### DATA TO USE
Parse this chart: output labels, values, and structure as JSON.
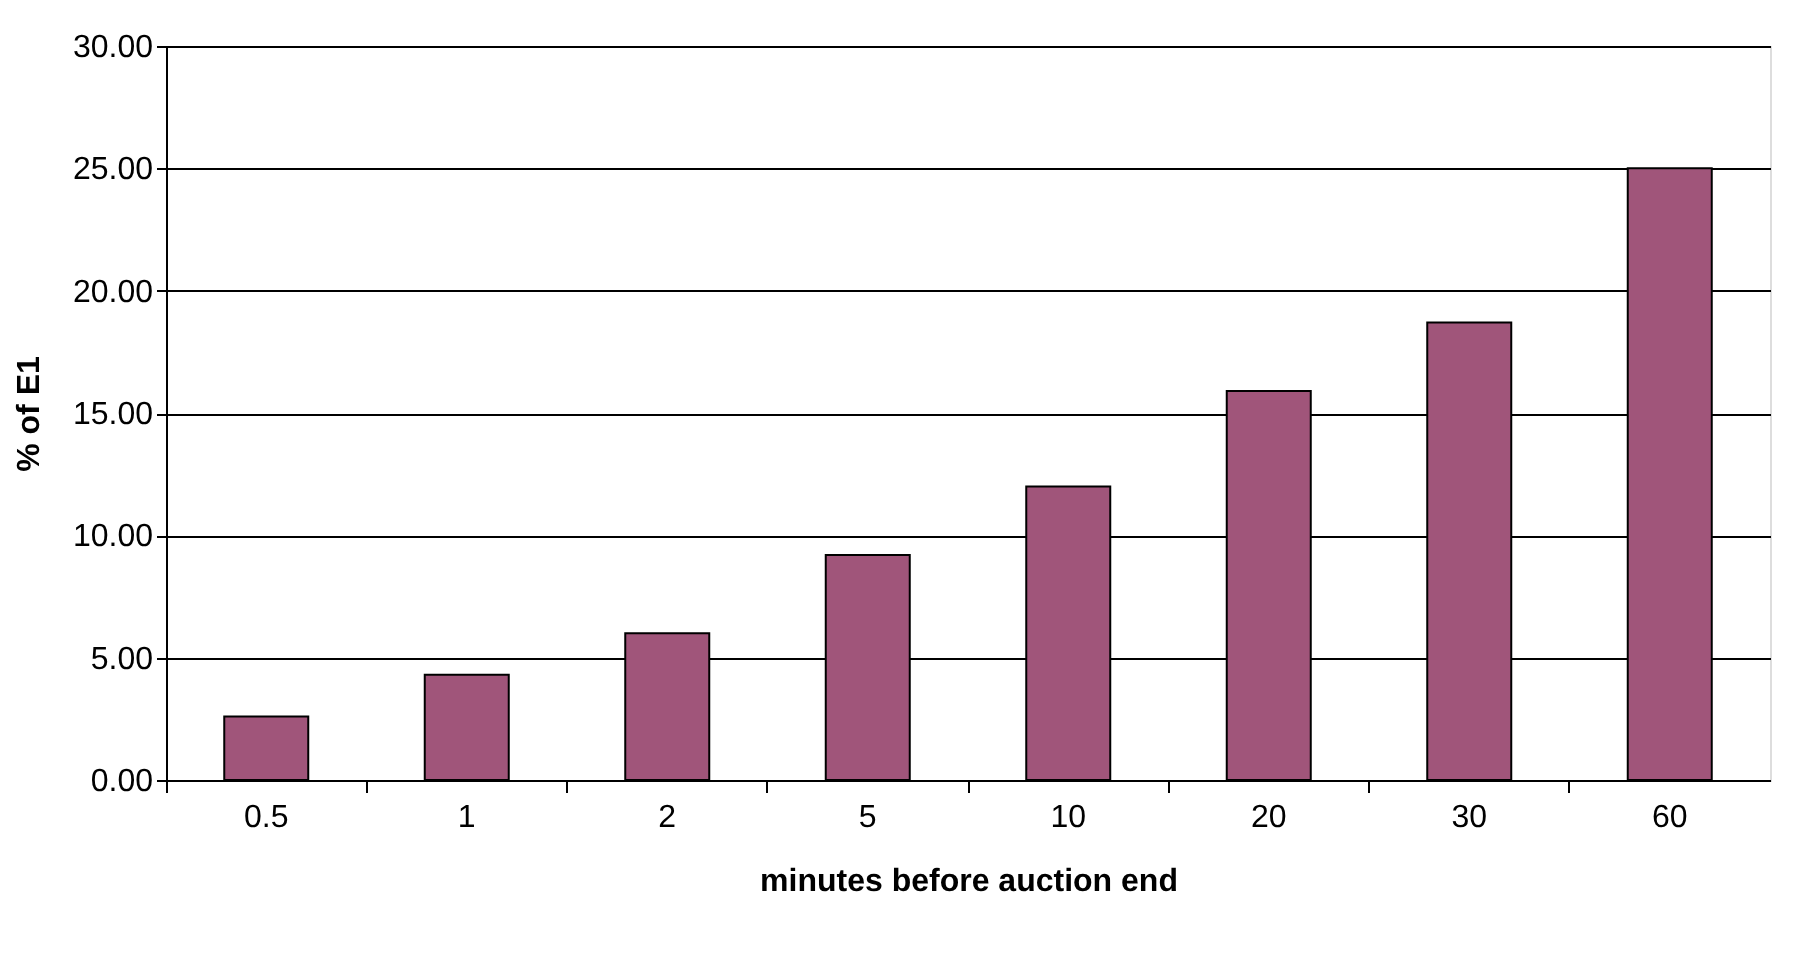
{
  "chart_data": {
    "type": "bar",
    "xlabel": "minutes before auction end",
    "ylabel": "% of E1",
    "categories": [
      "0.5",
      "1",
      "2",
      "5",
      "10",
      "20",
      "30",
      "60"
    ],
    "values": [
      2.6,
      4.3,
      6.0,
      9.2,
      12.0,
      15.9,
      18.7,
      25.0
    ],
    "color": "#a0557a",
    "ylim": [
      0,
      30
    ],
    "yticks": [
      {
        "value": 0,
        "label": "0.00"
      },
      {
        "value": 5,
        "label": "5.00"
      },
      {
        "value": 10,
        "label": "10.00"
      },
      {
        "value": 15,
        "label": "15.00"
      },
      {
        "value": 20,
        "label": "20.00"
      },
      {
        "value": 25,
        "label": "25.00"
      },
      {
        "value": 30,
        "label": "30.00"
      }
    ],
    "grid": "y"
  }
}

### TASK STATEMENT
Reproduce every line above as written, skipping pictures.

### ANSWER IN FULL
Parse this chart: output labels, values, and structure as JSON.
{
  "chart_data": {
    "type": "bar",
    "xlabel": "minutes before auction end",
    "ylabel": "% of E1",
    "categories": [
      "0.5",
      "1",
      "2",
      "5",
      "10",
      "20",
      "30",
      "60"
    ],
    "values": [
      2.6,
      4.3,
      6.0,
      9.2,
      12.0,
      15.9,
      18.7,
      25.0
    ],
    "color": "#a0557a",
    "ylim": [
      0,
      30
    ],
    "yticks": [
      {
        "value": 0,
        "label": "0.00"
      },
      {
        "value": 5,
        "label": "5.00"
      },
      {
        "value": 10,
        "label": "10.00"
      },
      {
        "value": 15,
        "label": "15.00"
      },
      {
        "value": 20,
        "label": "20.00"
      },
      {
        "value": 25,
        "label": "25.00"
      },
      {
        "value": 30,
        "label": "30.00"
      }
    ],
    "grid": "y"
  }
}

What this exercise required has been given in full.